> **WHAT YOU SHOULD DO**
Reproduce the records verbatim, from their first line through the line containing "Circle shape [84,510,89,515]", inclusive.

> **Recorded data**
..............................
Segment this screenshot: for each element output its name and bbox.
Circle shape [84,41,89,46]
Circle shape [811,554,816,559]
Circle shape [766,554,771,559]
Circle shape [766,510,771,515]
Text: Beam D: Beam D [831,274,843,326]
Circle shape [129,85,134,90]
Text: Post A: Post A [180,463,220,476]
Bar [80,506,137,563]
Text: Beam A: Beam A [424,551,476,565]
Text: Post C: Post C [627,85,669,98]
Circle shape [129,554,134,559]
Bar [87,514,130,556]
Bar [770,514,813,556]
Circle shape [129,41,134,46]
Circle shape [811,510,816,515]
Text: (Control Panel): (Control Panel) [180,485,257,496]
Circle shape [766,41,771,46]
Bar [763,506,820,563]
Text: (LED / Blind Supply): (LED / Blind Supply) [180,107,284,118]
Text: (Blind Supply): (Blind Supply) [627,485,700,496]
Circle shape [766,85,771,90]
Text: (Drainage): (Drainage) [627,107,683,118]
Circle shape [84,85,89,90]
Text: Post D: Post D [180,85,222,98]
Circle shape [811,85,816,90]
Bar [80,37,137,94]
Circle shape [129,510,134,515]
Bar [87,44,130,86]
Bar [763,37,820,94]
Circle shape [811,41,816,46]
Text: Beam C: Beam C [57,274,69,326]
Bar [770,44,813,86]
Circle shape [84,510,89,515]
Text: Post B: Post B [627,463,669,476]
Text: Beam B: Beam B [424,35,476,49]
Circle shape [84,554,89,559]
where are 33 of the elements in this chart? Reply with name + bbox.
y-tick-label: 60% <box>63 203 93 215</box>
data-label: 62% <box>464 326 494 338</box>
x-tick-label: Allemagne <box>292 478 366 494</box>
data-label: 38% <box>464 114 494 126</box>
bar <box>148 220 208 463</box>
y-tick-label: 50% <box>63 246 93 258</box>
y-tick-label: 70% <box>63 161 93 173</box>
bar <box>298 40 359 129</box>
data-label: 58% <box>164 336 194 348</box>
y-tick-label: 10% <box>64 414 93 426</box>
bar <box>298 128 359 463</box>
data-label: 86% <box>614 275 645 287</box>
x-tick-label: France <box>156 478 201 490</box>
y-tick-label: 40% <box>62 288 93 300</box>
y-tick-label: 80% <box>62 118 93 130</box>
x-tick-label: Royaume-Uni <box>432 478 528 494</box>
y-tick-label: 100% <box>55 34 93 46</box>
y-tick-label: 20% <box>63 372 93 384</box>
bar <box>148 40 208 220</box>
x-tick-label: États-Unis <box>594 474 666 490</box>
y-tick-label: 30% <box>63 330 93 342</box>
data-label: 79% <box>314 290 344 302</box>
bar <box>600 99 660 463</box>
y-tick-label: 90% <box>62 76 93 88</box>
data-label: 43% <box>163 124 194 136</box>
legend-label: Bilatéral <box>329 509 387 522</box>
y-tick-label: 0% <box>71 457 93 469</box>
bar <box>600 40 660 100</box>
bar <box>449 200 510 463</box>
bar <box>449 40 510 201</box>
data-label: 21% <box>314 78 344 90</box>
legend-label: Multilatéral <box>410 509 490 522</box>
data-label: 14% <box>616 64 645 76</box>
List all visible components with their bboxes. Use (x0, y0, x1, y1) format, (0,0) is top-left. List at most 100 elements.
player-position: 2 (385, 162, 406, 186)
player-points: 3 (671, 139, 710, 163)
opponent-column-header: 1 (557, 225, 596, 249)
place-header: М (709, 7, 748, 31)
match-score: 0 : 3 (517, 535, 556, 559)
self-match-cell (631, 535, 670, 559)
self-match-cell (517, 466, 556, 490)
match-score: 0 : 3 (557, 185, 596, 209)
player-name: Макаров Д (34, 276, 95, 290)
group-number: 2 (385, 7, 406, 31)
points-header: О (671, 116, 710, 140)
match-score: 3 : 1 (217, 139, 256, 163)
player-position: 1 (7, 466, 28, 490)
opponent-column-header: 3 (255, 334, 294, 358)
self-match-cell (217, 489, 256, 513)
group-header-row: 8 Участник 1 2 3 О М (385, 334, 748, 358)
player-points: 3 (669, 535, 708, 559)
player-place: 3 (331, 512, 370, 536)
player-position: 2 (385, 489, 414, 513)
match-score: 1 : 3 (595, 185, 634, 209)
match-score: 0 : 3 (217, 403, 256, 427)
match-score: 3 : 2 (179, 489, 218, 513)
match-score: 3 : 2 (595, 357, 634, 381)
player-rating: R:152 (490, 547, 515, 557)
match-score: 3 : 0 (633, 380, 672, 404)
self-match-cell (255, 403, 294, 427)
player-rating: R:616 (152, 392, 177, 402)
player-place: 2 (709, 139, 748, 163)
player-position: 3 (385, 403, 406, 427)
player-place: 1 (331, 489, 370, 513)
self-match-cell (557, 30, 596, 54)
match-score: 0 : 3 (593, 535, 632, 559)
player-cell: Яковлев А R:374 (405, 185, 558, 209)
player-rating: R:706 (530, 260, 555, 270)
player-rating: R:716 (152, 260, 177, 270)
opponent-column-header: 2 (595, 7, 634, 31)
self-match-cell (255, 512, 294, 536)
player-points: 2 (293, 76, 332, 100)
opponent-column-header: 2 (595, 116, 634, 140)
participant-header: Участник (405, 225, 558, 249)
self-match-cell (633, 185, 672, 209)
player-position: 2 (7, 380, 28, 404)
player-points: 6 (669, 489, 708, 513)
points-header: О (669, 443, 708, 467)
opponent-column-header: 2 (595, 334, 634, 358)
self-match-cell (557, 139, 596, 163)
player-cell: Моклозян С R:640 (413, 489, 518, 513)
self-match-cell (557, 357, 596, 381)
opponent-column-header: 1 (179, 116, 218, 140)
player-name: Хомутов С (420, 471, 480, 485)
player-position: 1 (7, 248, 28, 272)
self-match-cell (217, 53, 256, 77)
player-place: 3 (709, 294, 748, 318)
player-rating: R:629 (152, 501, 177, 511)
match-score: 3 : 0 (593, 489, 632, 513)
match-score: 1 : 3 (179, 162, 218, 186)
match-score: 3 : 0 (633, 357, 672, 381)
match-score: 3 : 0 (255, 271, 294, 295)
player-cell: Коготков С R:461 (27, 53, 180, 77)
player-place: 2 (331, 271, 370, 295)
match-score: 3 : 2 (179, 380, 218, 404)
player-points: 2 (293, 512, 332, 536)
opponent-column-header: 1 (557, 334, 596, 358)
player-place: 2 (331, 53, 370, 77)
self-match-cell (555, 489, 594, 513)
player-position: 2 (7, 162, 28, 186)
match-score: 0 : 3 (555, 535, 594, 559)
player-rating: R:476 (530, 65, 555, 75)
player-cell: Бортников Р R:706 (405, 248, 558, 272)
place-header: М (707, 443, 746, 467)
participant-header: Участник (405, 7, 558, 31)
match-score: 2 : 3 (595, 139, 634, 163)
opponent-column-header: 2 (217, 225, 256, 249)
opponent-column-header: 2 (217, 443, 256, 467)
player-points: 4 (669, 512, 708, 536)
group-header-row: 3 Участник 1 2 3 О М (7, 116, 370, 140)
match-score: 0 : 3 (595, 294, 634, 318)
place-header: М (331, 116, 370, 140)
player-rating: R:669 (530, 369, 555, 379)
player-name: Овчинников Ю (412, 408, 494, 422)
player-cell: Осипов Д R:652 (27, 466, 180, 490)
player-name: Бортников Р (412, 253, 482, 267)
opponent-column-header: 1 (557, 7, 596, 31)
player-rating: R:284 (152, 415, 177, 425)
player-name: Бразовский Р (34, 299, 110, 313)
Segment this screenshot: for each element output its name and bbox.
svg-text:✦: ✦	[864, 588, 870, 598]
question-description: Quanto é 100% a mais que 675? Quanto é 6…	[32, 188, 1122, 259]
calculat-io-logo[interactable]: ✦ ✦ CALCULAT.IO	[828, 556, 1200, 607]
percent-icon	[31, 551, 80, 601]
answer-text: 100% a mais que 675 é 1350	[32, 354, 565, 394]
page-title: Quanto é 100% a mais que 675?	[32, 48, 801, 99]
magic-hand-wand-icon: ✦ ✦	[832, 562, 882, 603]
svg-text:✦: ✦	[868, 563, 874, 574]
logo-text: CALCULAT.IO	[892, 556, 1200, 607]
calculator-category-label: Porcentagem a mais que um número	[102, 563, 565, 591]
..............................
> **REPLY**
Segment this screenshot: for each element output its name and bbox.
Circle shape [84,41,89,46]
Circle shape [811,554,816,559]
Circle shape [766,554,771,559]
Circle shape [766,510,771,515]
Text: Beam D: Beam D [831,274,843,326]
Circle shape [129,85,134,90]
Text: Post A: Post A [180,463,220,476]
Bar [80,506,137,563]
Text: Beam A: Beam A [424,551,476,565]
Text: Post C: Post C [627,85,669,98]
Circle shape [129,554,134,559]
Bar [87,514,130,556]
Bar [770,514,813,556]
Circle shape [129,41,134,46]
Circle shape [811,510,816,515]
Text: (Control Panel): (Control Panel) [180,485,257,496]
Circle shape [766,41,771,46]
Bar [763,506,820,563]
Text: (LED / Blind Supply): (LED / Blind Supply) [180,107,284,118]
Text: (Blind Supply): (Blind Supply) [627,485,700,496]
Circle shape [766,85,771,90]
Text: (Drainage): (Drainage) [627,107,683,118]
Circle shape [84,85,89,90]
Text: Post D: Post D [180,85,222,98]
Circle shape [811,85,816,90]
Bar [80,37,137,94]
Circle shape [129,510,134,515]
Bar [87,44,130,86]
Bar [763,37,820,94]
Circle shape [811,41,816,46]
Text: Beam C: Beam C [57,274,69,326]
Bar [770,44,813,86]
Circle shape [84,510,89,515]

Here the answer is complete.